**Data listing**
########################################
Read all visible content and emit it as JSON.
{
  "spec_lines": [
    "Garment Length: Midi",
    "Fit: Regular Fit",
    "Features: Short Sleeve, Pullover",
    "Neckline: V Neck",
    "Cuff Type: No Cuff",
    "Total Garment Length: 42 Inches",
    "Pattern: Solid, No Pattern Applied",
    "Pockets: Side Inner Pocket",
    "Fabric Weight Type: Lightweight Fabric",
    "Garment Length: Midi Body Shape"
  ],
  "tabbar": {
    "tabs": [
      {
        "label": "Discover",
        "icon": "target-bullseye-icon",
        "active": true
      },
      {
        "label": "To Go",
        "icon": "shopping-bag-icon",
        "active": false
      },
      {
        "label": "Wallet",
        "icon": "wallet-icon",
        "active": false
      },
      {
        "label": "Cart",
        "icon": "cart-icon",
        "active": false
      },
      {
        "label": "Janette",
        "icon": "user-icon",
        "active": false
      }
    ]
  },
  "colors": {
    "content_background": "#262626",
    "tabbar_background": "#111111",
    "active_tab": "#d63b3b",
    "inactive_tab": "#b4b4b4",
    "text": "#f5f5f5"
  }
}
########################################
**GOAL**
Return each line of the data exactly as written above.

**ANSWER IN FULL**
Read all visible content and emit it as JSON.
{
  "spec_lines": [
    "Garment Length: Midi",
    "Fit: Regular Fit",
    "Features: Short Sleeve, Pullover",
    "Neckline: V Neck",
    "Cuff Type: No Cuff",
    "Total Garment Length: 42 Inches",
    "Pattern: Solid, No Pattern Applied",
    "Pockets: Side Inner Pocket",
    "Fabric Weight Type: Lightweight Fabric",
    "Garment Length: Midi Body Shape"
  ],
  "tabbar": {
    "tabs": [
      {
        "label": "Discover",
        "icon": "target-bullseye-icon",
        "active": true
      },
      {
        "label": "To Go",
        "icon": "shopping-bag-icon",
        "active": false
      },
      {
        "label": "Wallet",
        "icon": "wallet-icon",
        "active": false
      },
      {
        "label": "Cart",
        "icon": "cart-icon",
        "active": false
      },
      {
        "label": "Janette",
        "icon": "user-icon",
        "active": false
      }
    ]
  },
  "colors": {
    "content_background": "#262626",
    "tabbar_background": "#111111",
    "active_tab": "#d63b3b",
    "inactive_tab": "#b4b4b4",
    "text": "#f5f5f5"
  }
}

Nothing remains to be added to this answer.